Your goal: Rewrite the material from its beginning down through the line containing "Polygon shape <box>344 300 351 306</box>", replacing "Polygon shape" with "Shape" and leaving everything else unchanged.

Record set:

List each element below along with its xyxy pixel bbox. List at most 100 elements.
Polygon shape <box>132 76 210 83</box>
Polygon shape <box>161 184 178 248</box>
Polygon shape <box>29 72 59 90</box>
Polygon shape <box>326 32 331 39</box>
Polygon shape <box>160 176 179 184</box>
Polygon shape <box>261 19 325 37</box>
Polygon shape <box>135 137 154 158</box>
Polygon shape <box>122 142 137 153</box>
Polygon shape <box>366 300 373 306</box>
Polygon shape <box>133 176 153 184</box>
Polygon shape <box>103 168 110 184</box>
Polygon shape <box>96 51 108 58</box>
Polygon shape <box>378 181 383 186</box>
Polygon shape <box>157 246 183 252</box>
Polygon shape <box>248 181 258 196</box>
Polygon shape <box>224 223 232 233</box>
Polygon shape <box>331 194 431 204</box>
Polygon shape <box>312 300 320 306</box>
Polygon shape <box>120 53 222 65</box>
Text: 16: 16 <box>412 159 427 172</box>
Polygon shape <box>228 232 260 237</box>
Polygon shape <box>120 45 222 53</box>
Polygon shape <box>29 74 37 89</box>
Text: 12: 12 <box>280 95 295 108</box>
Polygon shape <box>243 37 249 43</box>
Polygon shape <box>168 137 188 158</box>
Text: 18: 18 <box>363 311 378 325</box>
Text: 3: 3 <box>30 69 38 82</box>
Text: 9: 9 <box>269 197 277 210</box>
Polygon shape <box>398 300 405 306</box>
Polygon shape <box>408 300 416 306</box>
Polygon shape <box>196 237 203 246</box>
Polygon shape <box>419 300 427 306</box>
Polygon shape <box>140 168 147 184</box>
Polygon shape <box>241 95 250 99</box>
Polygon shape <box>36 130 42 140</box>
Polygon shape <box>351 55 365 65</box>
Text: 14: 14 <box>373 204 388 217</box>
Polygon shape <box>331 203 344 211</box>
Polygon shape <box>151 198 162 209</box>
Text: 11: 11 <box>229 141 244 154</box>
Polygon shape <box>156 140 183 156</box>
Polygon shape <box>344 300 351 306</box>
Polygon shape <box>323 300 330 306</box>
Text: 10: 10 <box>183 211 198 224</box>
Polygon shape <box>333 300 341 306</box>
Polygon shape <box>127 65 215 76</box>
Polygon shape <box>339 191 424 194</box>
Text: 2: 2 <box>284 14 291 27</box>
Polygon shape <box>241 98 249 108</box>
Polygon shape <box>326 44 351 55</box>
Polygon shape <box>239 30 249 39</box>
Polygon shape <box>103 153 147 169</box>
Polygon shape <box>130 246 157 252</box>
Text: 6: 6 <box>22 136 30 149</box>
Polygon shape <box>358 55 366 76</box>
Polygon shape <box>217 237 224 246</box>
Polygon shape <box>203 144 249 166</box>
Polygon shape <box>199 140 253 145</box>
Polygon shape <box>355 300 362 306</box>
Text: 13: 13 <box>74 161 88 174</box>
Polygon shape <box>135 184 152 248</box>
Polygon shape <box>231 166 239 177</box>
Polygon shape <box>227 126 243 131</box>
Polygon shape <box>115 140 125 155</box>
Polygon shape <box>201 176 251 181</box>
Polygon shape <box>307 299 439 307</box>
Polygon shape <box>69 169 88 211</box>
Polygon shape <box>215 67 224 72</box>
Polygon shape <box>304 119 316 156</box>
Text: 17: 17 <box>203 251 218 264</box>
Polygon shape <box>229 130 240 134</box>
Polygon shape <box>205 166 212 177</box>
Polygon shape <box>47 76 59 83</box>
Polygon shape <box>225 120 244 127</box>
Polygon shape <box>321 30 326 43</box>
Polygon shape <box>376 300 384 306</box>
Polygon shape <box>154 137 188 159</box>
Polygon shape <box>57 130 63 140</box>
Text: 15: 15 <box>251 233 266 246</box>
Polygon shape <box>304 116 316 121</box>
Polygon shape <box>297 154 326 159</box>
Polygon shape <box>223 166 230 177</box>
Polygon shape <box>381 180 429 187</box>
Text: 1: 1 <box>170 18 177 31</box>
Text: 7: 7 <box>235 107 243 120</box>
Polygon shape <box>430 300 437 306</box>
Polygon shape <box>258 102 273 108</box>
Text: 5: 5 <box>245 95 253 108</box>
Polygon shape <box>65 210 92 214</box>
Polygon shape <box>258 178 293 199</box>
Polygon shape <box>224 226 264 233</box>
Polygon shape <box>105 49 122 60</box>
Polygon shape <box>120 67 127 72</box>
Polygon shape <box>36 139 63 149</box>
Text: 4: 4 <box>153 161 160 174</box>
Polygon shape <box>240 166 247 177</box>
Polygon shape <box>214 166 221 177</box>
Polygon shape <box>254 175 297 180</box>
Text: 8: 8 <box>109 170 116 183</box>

The reply:
List each element below along with its xyxy pixel bbox. List at most 100 elements.
Shape <box>132 76 210 83</box>
Shape <box>161 184 178 248</box>
Shape <box>29 72 59 90</box>
Shape <box>326 32 331 39</box>
Shape <box>160 176 179 184</box>
Shape <box>261 19 325 37</box>
Shape <box>135 137 154 158</box>
Shape <box>122 142 137 153</box>
Shape <box>366 300 373 306</box>
Shape <box>133 176 153 184</box>
Shape <box>103 168 110 184</box>
Shape <box>96 51 108 58</box>
Shape <box>378 181 383 186</box>
Shape <box>157 246 183 252</box>
Shape <box>248 181 258 196</box>
Shape <box>224 223 232 233</box>
Shape <box>331 194 431 204</box>
Shape <box>312 300 320 306</box>
Shape <box>120 53 222 65</box>
Text: 16: 16 <box>412 159 427 172</box>
Shape <box>228 232 260 237</box>
Shape <box>120 45 222 53</box>
Shape <box>29 74 37 89</box>
Text: 12: 12 <box>280 95 295 108</box>
Shape <box>243 37 249 43</box>
Shape <box>168 137 188 158</box>
Text: 18: 18 <box>363 311 378 325</box>
Text: 3: 3 <box>30 69 38 82</box>
Text: 9: 9 <box>269 197 277 210</box>
Shape <box>398 300 405 306</box>
Shape <box>408 300 416 306</box>
Shape <box>196 237 203 246</box>
Shape <box>419 300 427 306</box>
Shape <box>140 168 147 184</box>
Shape <box>241 95 250 99</box>
Shape <box>36 130 42 140</box>
Shape <box>351 55 365 65</box>
Text: 14: 14 <box>373 204 388 217</box>
Shape <box>331 203 344 211</box>
Shape <box>151 198 162 209</box>
Text: 11: 11 <box>229 141 244 154</box>
Shape <box>156 140 183 156</box>
Shape <box>344 300 351 306</box>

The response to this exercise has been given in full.